• Supplied data:
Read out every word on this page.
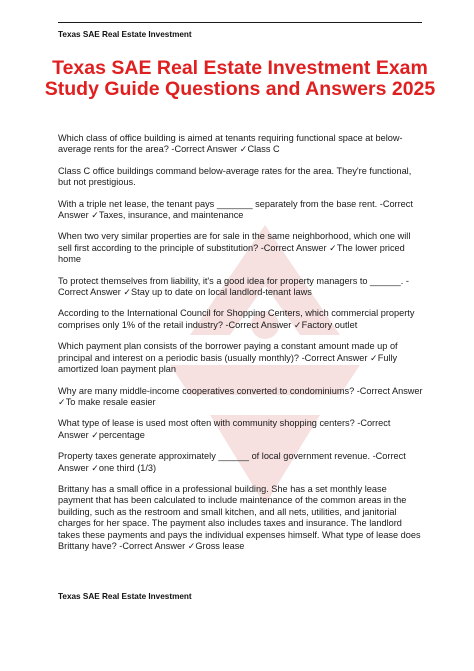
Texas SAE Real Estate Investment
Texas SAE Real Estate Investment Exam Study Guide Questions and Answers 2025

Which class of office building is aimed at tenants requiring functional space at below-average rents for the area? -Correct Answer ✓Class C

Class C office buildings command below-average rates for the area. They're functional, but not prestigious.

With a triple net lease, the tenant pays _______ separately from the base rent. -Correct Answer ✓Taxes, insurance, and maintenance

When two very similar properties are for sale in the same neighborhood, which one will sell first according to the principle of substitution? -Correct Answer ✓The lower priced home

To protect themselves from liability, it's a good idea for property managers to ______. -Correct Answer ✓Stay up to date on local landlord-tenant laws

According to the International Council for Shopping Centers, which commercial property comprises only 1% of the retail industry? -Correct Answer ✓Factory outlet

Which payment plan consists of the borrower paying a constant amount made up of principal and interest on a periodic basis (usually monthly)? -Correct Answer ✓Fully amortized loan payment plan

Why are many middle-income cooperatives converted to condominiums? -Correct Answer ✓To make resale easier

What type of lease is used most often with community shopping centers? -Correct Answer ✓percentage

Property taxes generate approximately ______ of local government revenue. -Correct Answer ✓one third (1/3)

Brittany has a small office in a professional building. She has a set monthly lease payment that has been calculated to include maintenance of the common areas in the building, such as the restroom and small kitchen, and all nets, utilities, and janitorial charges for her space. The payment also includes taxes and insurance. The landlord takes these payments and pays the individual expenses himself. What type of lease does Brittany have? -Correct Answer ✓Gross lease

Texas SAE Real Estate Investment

• Given task: Write out the records above once more, word for word, with no pictures.

• Exercise result:
Read out every word on this page.
Texas SAE Real Estate Investment
Texas SAE Real Estate Investment Exam Study Guide Questions and Answers 2025

Which class of office building is aimed at tenants requiring functional space at below-average rents for the area? -Correct Answer ✓Class C

Class C office buildings command below-average rates for the area. They're functional, but not prestigious.

With a triple net lease, the tenant pays _______ separately from the base rent. -Correct Answer ✓Taxes, insurance, and maintenance

When two very similar properties are for sale in the same neighborhood, which one will sell first according to the principle of substitution? -Correct Answer ✓The lower priced home

To protect themselves from liability, it's a good idea for property managers to ______. -Correct Answer ✓Stay up to date on local landlord-tenant laws

According to the International Council for Shopping Centers, which commercial property comprises only 1% of the retail industry? -Correct Answer ✓Factory outlet

Which payment plan consists of the borrower paying a constant amount made up of principal and interest on a periodic basis (usually monthly)? -Correct Answer ✓Fully amortized loan payment plan

Why are many middle-income cooperatives converted to condominiums? -Correct Answer ✓To make resale easier

What type of lease is used most often with community shopping centers? -Correct Answer ✓percentage

Property taxes generate approximately ______ of local government revenue. -Correct Answer ✓one third (1/3)

Brittany has a small office in a professional building. She has a set monthly lease payment that has been calculated to include maintenance of the common areas in the building, such as the restroom and small kitchen, and all nets, utilities, and janitorial charges for her space. The payment also includes taxes and insurance. The landlord takes these payments and pays the individual expenses himself. What type of lease does Brittany have? -Correct Answer ✓Gross lease

Texas SAE Real Estate Investment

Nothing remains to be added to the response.